* BEGIN *

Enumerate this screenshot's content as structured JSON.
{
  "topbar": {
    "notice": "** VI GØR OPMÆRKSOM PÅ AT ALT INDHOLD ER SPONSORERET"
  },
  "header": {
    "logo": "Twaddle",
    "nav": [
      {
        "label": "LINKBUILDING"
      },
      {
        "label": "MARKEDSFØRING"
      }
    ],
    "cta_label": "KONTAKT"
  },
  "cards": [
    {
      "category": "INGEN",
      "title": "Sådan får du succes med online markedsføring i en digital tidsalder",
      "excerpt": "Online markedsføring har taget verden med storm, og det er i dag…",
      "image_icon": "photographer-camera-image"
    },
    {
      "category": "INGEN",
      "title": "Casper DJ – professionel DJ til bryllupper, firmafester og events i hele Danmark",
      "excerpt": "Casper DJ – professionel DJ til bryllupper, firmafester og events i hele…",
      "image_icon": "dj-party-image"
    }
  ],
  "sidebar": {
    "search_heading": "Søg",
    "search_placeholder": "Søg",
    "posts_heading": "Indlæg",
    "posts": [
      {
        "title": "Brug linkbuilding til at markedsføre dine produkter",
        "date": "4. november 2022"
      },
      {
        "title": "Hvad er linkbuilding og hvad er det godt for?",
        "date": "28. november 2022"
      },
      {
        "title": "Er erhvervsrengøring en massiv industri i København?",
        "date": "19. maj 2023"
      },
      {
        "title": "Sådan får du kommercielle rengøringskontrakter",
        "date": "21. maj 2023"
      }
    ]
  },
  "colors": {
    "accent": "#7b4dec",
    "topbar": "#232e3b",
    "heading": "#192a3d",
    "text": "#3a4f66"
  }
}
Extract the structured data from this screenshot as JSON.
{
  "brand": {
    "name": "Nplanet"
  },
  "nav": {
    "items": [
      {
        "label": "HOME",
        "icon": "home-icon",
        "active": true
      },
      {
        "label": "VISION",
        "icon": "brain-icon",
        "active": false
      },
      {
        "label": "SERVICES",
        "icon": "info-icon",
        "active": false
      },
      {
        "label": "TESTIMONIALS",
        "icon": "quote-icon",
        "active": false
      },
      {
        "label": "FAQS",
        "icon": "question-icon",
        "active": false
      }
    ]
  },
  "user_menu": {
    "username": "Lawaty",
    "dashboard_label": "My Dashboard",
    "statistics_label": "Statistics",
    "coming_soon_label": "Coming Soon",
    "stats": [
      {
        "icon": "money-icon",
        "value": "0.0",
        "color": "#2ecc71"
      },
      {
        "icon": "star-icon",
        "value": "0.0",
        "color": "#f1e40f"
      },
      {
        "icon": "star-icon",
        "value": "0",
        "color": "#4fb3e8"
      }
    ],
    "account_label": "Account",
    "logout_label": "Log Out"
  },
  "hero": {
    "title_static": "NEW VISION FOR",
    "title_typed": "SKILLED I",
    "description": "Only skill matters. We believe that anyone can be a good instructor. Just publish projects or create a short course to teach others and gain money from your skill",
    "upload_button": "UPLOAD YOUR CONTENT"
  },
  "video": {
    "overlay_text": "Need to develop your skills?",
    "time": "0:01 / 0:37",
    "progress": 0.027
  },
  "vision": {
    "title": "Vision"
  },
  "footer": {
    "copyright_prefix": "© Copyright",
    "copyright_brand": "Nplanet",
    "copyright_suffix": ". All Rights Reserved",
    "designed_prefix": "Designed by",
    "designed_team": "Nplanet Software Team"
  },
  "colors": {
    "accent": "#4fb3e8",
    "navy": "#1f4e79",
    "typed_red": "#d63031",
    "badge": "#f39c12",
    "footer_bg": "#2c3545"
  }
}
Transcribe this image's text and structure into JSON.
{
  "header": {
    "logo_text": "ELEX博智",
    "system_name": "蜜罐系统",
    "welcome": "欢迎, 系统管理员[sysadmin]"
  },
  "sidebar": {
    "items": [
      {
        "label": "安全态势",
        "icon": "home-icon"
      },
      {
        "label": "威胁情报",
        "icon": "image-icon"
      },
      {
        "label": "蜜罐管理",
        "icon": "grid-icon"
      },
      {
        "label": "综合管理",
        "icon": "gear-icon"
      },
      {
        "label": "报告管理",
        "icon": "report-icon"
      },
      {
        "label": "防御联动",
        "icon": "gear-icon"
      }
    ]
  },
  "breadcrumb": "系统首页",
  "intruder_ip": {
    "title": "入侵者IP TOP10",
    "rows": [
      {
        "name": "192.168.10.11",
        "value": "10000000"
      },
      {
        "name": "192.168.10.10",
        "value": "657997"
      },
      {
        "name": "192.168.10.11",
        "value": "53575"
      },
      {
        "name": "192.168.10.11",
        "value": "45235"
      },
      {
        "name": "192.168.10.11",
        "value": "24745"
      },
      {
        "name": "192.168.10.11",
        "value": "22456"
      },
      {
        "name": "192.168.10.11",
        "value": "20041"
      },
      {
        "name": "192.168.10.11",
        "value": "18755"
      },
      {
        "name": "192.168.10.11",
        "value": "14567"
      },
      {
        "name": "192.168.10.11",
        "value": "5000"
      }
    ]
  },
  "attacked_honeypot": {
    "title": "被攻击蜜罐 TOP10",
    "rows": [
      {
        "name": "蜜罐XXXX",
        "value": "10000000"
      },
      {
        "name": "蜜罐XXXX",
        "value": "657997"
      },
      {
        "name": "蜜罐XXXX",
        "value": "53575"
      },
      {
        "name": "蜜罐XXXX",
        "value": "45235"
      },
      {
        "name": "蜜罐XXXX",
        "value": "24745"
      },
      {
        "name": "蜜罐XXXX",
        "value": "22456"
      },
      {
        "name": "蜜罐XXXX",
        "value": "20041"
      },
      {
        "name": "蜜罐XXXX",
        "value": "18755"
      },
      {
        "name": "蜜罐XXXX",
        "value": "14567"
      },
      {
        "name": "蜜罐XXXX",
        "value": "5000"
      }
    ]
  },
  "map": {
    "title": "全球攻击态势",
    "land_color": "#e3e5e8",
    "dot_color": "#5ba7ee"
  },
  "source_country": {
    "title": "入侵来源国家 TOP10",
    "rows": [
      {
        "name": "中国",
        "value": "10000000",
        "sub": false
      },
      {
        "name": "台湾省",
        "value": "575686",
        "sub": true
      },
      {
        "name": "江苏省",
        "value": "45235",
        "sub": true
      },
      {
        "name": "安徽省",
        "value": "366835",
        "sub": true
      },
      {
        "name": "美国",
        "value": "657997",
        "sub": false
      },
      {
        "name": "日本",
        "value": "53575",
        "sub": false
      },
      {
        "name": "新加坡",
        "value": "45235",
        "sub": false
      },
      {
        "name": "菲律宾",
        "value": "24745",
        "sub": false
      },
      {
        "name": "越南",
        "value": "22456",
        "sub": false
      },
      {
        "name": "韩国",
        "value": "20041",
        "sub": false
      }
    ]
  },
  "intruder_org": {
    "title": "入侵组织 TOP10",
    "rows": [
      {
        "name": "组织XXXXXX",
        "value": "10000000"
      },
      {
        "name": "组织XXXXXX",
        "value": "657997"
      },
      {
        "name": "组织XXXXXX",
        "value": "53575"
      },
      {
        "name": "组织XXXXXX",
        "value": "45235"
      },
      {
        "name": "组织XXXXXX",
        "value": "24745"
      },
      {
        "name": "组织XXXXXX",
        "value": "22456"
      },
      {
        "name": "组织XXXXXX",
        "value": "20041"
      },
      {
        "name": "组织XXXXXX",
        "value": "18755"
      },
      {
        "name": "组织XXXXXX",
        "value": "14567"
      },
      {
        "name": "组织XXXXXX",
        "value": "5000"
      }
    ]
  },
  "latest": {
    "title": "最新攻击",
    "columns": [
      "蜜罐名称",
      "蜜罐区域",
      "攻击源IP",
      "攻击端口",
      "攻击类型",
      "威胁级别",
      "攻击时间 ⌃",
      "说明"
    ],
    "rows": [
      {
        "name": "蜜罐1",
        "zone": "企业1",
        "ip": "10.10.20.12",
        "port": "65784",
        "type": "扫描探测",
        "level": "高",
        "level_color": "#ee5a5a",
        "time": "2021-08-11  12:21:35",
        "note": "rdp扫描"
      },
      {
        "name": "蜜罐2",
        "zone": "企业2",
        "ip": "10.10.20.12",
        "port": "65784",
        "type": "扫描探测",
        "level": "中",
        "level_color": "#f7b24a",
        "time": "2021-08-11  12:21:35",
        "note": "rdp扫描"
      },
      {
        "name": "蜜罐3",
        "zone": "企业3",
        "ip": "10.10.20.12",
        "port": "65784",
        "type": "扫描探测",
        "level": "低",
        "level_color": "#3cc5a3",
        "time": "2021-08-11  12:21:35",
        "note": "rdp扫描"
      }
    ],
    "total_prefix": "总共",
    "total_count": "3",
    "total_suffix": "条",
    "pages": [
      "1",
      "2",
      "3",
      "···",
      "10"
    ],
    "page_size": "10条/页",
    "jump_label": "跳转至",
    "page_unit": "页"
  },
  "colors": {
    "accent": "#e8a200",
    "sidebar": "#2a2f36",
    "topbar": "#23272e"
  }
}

* END *

**Objective:**
How many of the lines above include the string "from"? Answer with the number only.

**Written response:**
2